**Task to complete:** From the entries below, count every line that contains the word "there". Please give the number and nothing else.

**Source records:**
— begin —

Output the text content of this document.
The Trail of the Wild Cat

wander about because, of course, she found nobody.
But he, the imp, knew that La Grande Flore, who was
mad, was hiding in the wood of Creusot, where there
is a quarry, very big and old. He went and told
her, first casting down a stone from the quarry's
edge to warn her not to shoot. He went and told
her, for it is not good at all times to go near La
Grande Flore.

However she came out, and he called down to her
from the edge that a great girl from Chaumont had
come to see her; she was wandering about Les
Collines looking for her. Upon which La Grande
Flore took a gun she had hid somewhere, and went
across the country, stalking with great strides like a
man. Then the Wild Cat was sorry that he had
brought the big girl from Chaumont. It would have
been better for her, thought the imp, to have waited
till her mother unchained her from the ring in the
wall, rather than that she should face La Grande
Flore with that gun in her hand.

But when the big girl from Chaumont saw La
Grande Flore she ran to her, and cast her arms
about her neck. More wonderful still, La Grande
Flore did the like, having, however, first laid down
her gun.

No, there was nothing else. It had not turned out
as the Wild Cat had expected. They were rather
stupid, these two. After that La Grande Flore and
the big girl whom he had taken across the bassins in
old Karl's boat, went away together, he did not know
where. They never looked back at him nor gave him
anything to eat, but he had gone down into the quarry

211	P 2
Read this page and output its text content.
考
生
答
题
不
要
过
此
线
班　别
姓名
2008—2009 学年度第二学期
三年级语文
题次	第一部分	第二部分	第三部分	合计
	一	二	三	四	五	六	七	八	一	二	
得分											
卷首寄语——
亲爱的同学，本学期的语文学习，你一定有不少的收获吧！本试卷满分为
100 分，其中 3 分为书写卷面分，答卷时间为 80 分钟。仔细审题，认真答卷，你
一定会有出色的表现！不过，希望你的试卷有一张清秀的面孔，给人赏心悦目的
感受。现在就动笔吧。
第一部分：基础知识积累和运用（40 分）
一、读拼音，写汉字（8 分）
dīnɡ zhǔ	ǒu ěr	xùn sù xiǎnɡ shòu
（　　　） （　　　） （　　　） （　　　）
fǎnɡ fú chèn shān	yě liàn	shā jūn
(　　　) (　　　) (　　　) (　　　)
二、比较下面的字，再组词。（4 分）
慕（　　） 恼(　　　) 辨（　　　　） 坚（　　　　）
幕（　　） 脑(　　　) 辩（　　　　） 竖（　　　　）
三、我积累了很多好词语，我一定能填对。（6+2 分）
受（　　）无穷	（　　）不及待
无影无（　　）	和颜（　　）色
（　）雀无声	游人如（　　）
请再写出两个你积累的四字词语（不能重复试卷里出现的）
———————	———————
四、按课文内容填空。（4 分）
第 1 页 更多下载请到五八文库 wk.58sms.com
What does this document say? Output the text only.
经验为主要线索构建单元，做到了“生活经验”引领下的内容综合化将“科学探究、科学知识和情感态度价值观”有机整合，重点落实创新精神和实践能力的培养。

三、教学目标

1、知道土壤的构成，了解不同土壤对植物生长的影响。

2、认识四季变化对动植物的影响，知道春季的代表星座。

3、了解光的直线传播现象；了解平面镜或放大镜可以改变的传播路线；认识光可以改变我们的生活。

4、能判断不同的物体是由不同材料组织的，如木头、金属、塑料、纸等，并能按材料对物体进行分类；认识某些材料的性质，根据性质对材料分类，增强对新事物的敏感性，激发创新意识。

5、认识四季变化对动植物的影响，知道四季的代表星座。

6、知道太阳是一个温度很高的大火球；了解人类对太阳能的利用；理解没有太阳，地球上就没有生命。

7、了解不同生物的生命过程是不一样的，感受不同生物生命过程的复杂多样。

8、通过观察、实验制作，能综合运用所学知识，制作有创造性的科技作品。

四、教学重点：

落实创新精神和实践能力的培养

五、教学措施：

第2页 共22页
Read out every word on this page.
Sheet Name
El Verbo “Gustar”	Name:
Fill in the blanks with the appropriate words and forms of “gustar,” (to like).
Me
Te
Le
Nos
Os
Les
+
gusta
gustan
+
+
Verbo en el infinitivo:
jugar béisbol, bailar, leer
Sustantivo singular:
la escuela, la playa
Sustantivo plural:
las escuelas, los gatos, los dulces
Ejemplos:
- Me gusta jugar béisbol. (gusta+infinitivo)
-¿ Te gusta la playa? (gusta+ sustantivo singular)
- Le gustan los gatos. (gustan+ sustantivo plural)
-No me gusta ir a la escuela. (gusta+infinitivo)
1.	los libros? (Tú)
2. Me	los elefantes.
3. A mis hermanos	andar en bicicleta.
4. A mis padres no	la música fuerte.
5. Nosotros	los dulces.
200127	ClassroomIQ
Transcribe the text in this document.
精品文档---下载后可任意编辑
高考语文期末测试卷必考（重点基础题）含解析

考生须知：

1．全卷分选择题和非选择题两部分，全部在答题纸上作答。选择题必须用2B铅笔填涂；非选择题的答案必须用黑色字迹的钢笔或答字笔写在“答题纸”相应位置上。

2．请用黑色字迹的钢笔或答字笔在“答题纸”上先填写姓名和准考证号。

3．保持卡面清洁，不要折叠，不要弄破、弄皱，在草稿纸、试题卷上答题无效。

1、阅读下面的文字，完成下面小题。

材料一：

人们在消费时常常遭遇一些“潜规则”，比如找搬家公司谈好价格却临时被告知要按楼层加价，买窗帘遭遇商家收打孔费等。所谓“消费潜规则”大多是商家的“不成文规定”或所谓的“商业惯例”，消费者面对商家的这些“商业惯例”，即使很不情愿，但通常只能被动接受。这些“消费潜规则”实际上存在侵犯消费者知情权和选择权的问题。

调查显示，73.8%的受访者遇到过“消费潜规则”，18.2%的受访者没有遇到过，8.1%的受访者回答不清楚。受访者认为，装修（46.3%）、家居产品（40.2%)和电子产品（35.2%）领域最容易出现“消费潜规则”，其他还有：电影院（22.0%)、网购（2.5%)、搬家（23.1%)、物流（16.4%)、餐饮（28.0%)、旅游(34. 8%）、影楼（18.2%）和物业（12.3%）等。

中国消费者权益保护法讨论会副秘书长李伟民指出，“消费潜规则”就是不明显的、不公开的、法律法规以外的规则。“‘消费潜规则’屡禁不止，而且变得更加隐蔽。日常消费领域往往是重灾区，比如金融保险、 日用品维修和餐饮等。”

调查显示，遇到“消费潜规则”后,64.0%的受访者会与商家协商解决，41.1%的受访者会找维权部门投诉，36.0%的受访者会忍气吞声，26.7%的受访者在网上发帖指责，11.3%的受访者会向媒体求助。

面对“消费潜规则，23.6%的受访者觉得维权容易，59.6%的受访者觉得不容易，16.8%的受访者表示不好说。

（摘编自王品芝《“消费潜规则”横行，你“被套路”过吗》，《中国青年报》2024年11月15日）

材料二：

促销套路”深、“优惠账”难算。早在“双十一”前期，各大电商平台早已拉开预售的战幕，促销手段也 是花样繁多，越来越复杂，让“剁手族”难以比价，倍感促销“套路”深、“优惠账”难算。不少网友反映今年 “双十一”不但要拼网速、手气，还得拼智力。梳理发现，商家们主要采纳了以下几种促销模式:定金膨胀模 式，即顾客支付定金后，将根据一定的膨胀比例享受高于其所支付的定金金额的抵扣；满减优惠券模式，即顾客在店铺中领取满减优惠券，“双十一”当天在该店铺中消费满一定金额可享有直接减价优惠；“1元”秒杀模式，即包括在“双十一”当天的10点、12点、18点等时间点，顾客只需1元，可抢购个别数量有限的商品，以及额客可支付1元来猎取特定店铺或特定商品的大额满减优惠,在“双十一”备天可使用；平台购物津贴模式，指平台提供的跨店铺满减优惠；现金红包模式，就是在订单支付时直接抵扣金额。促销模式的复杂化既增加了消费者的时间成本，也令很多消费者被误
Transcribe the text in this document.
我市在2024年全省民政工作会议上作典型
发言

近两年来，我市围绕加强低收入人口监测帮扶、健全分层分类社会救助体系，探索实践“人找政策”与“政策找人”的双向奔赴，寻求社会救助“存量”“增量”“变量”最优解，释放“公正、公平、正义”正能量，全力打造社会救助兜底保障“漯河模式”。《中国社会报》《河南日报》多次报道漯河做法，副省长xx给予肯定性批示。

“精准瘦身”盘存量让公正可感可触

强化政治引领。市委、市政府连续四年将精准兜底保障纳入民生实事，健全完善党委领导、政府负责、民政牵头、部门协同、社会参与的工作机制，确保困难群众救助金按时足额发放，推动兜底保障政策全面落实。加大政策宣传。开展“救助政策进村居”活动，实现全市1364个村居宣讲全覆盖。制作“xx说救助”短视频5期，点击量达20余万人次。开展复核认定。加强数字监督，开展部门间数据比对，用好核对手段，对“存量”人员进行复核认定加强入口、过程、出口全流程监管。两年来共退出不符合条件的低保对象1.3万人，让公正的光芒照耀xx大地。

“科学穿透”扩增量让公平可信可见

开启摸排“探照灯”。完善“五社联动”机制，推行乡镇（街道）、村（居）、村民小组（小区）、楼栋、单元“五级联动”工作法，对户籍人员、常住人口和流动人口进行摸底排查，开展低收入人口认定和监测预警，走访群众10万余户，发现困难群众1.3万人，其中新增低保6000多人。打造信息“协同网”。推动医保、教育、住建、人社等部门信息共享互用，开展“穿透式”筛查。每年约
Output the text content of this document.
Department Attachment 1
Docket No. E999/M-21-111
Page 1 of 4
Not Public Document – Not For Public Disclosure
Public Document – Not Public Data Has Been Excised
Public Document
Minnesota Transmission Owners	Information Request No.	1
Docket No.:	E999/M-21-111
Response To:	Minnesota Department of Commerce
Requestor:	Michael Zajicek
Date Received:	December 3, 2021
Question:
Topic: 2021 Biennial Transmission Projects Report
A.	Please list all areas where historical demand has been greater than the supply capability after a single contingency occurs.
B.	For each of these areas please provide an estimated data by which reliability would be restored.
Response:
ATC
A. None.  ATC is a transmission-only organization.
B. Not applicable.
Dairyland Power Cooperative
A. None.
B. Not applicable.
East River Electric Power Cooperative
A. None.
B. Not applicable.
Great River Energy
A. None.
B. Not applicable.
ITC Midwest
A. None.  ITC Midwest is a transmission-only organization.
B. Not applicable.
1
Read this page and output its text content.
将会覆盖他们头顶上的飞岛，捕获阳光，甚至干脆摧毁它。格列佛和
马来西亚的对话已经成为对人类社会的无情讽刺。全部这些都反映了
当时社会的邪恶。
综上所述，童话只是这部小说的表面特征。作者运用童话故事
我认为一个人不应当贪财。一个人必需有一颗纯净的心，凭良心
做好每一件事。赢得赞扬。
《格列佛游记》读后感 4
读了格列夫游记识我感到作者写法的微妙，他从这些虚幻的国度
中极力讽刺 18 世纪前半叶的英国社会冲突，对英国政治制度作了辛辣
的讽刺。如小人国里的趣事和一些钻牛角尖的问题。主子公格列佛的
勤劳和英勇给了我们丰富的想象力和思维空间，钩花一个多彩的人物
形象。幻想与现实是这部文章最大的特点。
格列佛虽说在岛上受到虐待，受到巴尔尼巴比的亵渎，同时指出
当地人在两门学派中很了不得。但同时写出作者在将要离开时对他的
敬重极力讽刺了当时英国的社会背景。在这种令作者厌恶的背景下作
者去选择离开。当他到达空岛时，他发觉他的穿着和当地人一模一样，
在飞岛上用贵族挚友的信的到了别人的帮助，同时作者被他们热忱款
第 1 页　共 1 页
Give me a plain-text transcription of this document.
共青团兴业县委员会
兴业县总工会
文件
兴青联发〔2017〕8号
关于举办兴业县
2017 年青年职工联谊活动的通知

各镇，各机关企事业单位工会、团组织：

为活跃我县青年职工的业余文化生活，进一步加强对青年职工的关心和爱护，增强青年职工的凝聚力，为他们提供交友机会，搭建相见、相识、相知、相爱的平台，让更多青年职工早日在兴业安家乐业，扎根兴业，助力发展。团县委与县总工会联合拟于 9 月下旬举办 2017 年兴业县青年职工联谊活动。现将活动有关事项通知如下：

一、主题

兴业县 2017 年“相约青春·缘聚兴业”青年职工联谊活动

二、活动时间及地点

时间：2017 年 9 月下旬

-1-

— end —

**Written answer:** 2